▸ MATERIAL FOR THE TASK
------------------------------

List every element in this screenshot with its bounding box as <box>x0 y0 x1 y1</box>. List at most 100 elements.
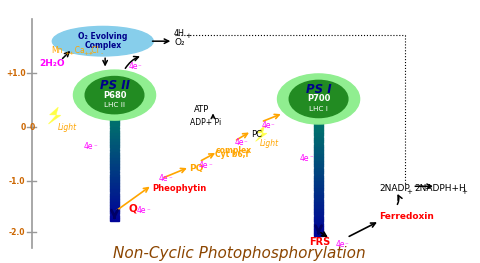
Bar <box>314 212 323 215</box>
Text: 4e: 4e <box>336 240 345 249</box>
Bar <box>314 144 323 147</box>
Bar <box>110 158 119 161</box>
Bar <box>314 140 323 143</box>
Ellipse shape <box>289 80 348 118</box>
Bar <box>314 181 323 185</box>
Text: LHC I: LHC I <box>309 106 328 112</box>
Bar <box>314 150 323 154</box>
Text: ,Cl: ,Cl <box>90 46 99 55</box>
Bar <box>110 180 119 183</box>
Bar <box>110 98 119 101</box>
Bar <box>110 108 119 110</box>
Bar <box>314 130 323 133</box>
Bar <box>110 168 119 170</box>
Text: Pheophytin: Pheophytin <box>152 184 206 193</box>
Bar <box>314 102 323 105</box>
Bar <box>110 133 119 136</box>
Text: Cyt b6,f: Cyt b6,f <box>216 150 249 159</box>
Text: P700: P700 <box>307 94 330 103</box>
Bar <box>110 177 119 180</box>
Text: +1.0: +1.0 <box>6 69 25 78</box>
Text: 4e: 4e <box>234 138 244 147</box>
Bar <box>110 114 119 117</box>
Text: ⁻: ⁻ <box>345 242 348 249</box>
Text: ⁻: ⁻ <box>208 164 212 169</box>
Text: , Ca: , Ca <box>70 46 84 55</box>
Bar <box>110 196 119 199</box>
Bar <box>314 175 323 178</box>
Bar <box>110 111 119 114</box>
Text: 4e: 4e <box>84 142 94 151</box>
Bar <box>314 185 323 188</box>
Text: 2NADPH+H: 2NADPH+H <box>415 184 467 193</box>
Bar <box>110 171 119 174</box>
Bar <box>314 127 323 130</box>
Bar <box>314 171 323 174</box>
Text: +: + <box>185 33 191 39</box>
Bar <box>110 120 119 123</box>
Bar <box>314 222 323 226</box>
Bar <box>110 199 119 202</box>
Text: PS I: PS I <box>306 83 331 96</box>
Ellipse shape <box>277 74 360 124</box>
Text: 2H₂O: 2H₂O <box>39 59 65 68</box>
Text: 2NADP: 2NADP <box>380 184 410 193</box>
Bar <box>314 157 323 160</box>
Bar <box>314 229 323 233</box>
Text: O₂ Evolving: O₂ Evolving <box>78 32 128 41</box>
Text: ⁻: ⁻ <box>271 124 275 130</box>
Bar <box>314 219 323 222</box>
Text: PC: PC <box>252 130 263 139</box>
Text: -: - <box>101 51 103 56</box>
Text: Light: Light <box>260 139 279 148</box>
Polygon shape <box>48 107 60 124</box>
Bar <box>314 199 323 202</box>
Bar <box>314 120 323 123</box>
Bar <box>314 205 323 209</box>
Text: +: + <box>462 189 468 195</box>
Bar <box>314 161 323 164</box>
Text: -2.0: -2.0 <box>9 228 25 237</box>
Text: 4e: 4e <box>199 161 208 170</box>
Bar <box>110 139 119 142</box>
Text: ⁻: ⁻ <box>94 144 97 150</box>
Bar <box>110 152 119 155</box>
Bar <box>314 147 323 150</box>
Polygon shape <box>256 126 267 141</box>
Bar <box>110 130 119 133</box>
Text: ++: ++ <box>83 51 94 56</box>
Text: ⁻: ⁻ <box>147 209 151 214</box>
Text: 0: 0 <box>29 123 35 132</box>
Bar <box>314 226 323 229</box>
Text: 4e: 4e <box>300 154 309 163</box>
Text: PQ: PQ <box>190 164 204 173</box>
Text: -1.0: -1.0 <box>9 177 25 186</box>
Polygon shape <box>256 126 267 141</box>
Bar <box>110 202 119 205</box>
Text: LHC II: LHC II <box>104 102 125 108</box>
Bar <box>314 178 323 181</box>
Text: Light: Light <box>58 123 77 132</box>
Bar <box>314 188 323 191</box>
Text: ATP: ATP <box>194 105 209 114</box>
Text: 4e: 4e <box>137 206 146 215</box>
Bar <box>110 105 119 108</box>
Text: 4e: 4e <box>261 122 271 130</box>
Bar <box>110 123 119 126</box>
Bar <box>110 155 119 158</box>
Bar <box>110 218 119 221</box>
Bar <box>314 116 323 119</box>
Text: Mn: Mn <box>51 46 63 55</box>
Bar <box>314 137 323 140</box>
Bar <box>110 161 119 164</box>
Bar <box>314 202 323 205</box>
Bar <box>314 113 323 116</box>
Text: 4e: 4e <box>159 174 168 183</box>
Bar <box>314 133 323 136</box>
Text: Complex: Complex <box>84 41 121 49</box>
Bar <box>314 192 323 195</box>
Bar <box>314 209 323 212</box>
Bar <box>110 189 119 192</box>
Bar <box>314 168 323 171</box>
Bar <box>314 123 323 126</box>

------------------------------

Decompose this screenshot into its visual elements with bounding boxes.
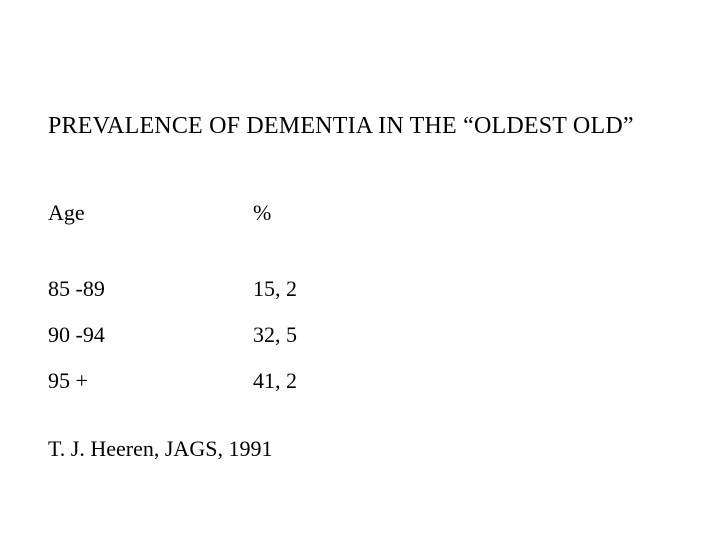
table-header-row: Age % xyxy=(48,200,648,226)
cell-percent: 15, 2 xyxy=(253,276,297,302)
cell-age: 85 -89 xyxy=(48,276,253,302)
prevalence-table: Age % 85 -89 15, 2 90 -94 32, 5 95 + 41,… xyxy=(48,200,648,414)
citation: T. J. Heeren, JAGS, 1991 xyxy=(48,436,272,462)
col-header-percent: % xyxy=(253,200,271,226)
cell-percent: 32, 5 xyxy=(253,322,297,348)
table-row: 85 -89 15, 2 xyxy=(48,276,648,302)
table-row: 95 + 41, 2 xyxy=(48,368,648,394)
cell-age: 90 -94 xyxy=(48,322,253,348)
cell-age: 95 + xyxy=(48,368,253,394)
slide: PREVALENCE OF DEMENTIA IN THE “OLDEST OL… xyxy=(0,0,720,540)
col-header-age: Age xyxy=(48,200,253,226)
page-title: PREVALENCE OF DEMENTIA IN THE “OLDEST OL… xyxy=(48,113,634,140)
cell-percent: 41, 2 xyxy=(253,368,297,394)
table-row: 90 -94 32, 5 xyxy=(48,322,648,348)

------------------------------

Please format the rows as a JSON list of strings, one string per line. Start with the line containing "Decompose this screenshot" and go on through the line containing "table-row: 90 -94 32, 5 xyxy=(48,322,648,348)", leaving out blank lines and the pictures.

▸ EXERCISE OUTPUT
[
  "Decompose this screenshot into its visual elements with bounding boxes.",
  "table-header-row: Age % xyxy=(48,200,648,226)",
  "cell-percent: 15, 2 xyxy=(253,276,297,302)",
  "cell-age: 85 -89 xyxy=(48,276,253,302)",
  "prevalence-table: Age % 85 -89 15, 2 90 -94 32, 5 95 + 41,… xyxy=(48,200,648,414)",
  "citation: T. J. Heeren, JAGS, 1991 xyxy=(48,436,272,462)",
  "col-header-percent: % xyxy=(253,200,271,226)",
  "cell-percent: 32, 5 xyxy=(253,322,297,348)",
  "table-row: 85 -89 15, 2 xyxy=(48,276,648,302)",
  "table-row: 95 + 41, 2 xyxy=(48,368,648,394)",
  "cell-age: 90 -94 xyxy=(48,322,253,348)",
  "cell-age: 95 + xyxy=(48,368,253,394)",
  "slide: PREVALENCE OF DEMENTIA IN THE “OLDEST OL… xyxy=(0,0,720,540)",
  "col-header-age: Age xyxy=(48,200,253,226)",
  "page-title: PREVALENCE OF DEMENTIA IN THE “OLDEST OL… xyxy=(48,113,634,140)",
  "cell-percent: 41, 2 xyxy=(253,368,297,394)",
  "table-row: 90 -94 32, 5 xyxy=(48,322,648,348)"
]